> _Available data_
<<<<

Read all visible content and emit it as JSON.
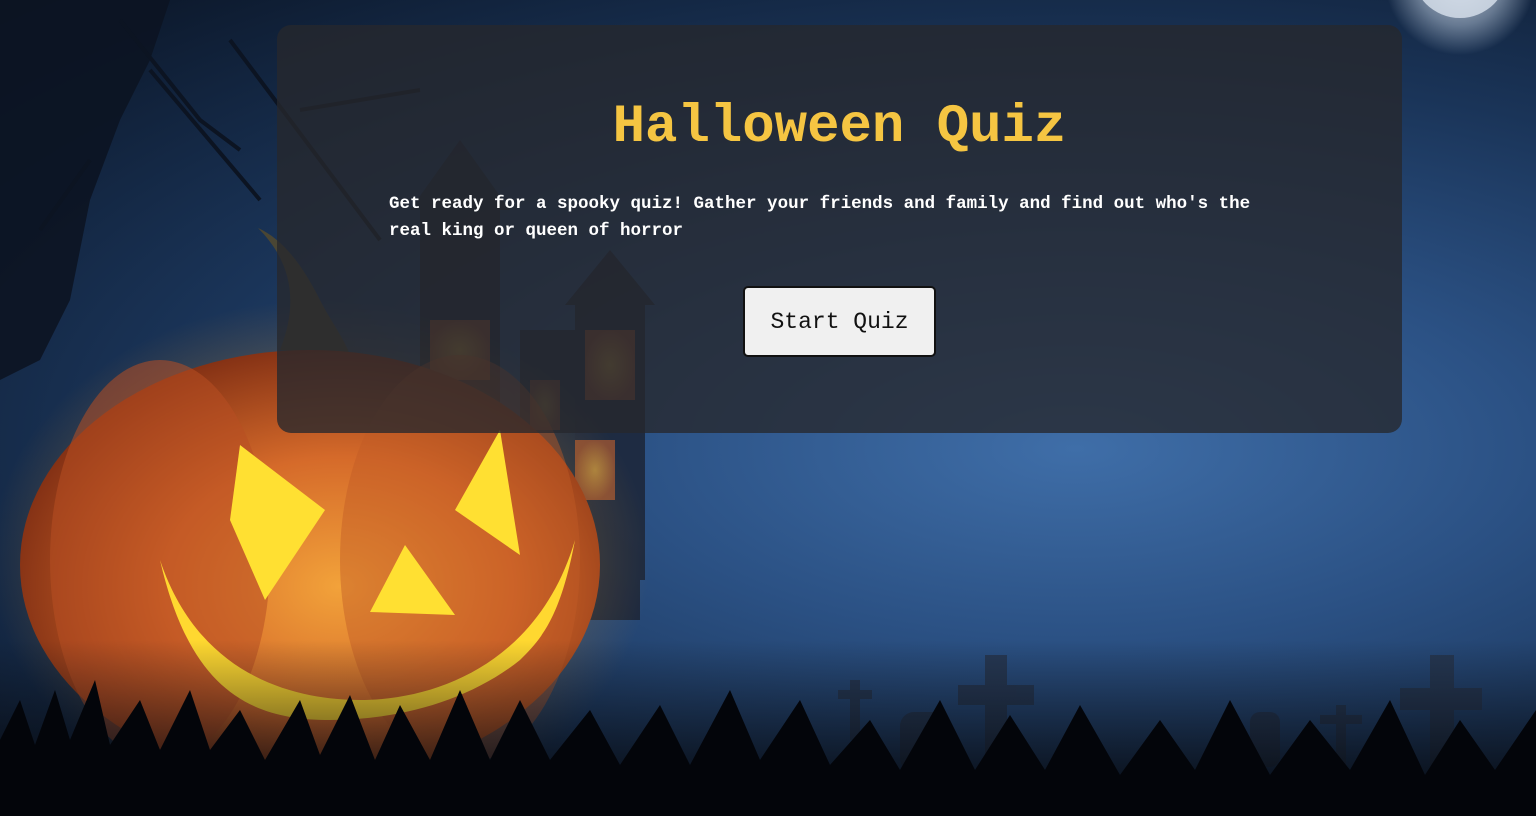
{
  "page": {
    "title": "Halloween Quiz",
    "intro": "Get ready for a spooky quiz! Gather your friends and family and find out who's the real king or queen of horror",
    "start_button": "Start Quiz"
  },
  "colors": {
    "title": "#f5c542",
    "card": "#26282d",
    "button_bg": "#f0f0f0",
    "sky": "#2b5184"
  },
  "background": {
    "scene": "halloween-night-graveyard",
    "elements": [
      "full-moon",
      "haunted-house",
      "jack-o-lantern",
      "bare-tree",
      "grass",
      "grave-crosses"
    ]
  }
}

>>>>
<<<<

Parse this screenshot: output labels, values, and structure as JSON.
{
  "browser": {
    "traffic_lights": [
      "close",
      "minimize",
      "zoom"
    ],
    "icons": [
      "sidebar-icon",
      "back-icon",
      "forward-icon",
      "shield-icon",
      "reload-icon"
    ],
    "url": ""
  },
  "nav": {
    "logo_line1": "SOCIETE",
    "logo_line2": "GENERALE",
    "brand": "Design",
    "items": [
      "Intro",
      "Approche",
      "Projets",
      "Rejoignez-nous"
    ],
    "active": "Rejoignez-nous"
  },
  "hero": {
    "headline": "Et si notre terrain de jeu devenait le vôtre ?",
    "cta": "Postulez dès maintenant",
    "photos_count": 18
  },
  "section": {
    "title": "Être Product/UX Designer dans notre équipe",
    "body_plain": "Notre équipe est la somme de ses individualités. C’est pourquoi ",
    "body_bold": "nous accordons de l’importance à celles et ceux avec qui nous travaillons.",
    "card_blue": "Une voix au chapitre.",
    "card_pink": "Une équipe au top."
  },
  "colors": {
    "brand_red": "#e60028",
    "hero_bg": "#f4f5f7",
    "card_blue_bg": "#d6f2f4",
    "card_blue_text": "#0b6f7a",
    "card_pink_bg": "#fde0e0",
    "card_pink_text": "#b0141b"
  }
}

>>>>

> _Work to be completed_
Copy each line of the records that contains the word "Rejoignez".

> _Response to the task_
      "Rejoignez-nous"
    "active": "Rejoignez-nous"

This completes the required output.